> THE EXERCISE: Search the entries for the word "postale" and pull out each line that has it.

---------- DATA FOR THE TASK

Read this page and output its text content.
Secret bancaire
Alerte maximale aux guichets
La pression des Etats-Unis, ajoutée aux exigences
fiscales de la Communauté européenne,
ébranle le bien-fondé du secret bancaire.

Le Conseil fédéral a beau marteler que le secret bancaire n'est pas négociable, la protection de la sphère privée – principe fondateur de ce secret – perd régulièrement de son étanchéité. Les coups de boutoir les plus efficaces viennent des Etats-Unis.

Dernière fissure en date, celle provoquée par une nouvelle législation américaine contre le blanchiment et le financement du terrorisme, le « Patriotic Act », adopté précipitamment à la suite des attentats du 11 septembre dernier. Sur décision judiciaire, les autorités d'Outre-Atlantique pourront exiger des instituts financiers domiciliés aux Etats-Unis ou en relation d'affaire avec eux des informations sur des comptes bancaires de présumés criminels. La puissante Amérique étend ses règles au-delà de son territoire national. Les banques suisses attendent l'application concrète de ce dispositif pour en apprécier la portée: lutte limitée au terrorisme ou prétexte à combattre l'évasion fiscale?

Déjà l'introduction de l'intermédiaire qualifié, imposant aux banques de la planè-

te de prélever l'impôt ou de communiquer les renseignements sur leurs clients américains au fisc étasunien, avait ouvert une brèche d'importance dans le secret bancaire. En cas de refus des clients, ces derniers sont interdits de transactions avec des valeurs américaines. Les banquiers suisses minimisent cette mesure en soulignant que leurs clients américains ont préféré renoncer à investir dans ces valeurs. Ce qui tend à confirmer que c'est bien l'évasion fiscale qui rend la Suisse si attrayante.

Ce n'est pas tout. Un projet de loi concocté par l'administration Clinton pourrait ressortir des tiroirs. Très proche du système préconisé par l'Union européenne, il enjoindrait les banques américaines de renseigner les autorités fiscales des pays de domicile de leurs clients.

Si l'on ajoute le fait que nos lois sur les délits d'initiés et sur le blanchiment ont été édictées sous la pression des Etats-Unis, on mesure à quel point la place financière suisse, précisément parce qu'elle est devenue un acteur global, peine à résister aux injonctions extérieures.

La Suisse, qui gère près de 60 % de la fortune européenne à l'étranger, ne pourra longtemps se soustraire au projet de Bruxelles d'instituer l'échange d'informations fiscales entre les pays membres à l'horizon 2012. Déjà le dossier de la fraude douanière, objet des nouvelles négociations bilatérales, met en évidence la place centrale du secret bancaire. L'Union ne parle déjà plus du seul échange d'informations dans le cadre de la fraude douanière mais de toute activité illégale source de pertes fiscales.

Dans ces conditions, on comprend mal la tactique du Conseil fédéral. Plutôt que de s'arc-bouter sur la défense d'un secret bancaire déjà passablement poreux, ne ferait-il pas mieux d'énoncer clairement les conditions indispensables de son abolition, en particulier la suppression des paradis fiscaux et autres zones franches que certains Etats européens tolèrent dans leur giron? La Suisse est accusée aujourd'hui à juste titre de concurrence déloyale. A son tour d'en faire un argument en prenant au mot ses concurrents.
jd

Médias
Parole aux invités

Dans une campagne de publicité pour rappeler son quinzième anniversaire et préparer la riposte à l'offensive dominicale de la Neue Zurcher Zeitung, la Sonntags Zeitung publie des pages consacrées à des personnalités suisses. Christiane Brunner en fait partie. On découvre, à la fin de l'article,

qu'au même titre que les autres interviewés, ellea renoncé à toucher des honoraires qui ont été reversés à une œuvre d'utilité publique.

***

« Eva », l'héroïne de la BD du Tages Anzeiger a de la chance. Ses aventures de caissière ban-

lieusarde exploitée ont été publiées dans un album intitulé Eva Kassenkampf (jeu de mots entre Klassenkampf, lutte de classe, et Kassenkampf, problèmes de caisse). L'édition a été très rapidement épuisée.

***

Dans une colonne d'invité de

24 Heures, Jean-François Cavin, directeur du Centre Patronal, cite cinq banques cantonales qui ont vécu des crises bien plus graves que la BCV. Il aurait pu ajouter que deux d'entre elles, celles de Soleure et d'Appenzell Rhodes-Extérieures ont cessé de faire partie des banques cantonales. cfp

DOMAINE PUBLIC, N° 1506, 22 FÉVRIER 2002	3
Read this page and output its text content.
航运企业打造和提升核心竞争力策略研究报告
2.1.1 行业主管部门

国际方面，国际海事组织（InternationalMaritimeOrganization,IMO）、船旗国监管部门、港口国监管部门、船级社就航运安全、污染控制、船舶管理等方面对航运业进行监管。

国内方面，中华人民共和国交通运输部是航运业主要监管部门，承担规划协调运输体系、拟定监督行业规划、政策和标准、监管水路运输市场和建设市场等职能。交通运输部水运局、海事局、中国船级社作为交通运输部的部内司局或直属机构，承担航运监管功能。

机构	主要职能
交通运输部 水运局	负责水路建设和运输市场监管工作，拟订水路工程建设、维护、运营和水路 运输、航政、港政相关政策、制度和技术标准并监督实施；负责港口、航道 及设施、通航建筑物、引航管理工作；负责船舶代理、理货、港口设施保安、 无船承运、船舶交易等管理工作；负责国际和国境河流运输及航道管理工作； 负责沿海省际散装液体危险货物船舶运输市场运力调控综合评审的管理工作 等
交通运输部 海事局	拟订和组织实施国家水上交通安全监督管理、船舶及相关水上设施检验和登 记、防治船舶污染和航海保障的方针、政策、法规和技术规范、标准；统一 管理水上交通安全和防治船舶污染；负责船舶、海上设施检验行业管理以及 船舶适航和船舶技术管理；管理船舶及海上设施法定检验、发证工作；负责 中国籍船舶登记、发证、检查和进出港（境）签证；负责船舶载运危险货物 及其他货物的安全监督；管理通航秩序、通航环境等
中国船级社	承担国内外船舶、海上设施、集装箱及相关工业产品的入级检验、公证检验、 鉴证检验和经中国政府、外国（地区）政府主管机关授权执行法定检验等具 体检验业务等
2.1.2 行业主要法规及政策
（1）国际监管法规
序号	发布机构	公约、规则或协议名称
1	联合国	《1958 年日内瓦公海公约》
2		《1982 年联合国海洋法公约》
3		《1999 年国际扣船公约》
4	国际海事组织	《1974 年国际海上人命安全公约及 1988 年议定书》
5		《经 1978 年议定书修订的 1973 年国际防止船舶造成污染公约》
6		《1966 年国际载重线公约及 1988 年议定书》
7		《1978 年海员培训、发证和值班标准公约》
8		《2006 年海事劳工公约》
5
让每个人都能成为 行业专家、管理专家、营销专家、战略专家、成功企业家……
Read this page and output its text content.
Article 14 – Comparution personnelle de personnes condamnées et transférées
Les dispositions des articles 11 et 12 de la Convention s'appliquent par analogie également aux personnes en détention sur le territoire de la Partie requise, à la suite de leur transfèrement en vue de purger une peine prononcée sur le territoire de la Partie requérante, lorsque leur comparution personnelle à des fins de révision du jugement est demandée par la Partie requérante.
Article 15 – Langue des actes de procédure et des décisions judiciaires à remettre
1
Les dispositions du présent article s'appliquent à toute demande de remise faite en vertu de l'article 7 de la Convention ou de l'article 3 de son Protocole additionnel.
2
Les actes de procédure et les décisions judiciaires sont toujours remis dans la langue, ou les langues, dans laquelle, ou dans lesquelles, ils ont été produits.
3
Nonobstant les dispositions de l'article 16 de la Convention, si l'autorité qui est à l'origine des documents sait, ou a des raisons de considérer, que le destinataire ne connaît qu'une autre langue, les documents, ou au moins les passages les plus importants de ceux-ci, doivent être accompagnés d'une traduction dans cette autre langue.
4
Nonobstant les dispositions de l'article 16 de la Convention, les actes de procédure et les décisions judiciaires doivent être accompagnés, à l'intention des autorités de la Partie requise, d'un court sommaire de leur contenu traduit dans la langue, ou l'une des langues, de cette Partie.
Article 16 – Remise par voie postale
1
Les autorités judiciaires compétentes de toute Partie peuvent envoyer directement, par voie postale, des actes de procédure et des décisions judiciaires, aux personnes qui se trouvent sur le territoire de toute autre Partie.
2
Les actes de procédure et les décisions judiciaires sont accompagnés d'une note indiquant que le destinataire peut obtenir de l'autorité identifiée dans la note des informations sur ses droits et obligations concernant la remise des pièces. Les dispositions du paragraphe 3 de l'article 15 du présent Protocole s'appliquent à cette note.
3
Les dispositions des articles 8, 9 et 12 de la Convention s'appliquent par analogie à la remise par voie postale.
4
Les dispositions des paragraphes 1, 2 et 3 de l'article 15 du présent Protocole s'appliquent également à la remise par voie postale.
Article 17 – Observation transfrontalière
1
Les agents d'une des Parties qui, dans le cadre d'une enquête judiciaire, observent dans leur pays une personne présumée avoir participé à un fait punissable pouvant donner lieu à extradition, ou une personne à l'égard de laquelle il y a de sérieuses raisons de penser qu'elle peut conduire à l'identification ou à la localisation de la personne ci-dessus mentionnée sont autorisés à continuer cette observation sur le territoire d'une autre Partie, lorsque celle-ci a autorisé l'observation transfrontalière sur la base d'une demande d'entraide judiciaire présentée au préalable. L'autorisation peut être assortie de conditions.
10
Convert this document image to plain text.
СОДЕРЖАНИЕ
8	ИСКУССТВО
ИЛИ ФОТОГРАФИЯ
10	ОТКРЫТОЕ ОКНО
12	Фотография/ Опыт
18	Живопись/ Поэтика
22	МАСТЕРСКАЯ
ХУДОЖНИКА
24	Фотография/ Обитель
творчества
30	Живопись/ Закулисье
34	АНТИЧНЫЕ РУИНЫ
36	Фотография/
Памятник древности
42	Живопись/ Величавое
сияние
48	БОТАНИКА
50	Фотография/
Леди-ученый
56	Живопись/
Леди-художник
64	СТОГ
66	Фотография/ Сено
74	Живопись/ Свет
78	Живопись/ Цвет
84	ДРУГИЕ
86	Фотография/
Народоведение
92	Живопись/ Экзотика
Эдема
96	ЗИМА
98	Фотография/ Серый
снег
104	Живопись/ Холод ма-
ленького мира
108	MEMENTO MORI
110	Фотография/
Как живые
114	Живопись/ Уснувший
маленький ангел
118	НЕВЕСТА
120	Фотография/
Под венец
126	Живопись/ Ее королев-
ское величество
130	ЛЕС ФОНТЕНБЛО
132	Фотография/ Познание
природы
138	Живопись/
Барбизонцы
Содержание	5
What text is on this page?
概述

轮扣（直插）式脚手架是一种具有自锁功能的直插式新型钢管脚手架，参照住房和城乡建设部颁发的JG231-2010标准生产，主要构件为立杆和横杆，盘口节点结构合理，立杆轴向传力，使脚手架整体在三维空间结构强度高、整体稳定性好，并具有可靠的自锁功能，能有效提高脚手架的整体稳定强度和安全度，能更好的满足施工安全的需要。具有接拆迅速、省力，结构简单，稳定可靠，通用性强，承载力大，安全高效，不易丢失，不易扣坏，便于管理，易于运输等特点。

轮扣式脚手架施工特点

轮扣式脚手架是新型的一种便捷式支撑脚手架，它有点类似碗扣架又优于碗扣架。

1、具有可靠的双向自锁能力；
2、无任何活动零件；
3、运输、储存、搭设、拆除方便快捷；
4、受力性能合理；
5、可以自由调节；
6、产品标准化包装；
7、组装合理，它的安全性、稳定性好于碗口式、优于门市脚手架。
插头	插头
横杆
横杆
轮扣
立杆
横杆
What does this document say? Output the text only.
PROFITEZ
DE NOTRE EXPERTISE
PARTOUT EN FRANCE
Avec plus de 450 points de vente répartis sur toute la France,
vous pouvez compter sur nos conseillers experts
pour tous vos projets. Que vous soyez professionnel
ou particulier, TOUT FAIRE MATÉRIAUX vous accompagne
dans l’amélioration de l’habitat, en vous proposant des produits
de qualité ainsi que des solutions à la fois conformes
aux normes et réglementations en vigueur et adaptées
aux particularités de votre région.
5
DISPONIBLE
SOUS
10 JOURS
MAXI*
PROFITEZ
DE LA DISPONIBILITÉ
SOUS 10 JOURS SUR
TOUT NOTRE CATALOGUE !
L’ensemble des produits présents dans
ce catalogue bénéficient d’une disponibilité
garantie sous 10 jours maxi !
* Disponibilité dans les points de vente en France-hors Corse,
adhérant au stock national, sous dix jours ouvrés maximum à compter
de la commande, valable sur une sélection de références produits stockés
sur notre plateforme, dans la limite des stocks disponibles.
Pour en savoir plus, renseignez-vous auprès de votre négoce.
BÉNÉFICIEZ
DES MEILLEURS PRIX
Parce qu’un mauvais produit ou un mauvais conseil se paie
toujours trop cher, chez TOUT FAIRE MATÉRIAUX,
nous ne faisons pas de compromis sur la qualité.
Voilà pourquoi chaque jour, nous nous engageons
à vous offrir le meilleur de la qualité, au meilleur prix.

--------------------

> EXERCISE RESULT:
Article 16 – Remise par voie postale
Les autorités judiciaires compétentes de toute Partie peuvent envoyer directement, par voie postale, des actes de procédure et des décisions judiciaires, aux personnes qui se trouvent sur le territoire de toute autre Partie.
Les dispositions des articles 8, 9 et 12 de la Convention s'appliquent par analogie à la remise par voie postale.
Les dispositions des paragraphes 1, 2 et 3 de l'article 15 du présent Protocole s'appliquent également à la remise par voie postale.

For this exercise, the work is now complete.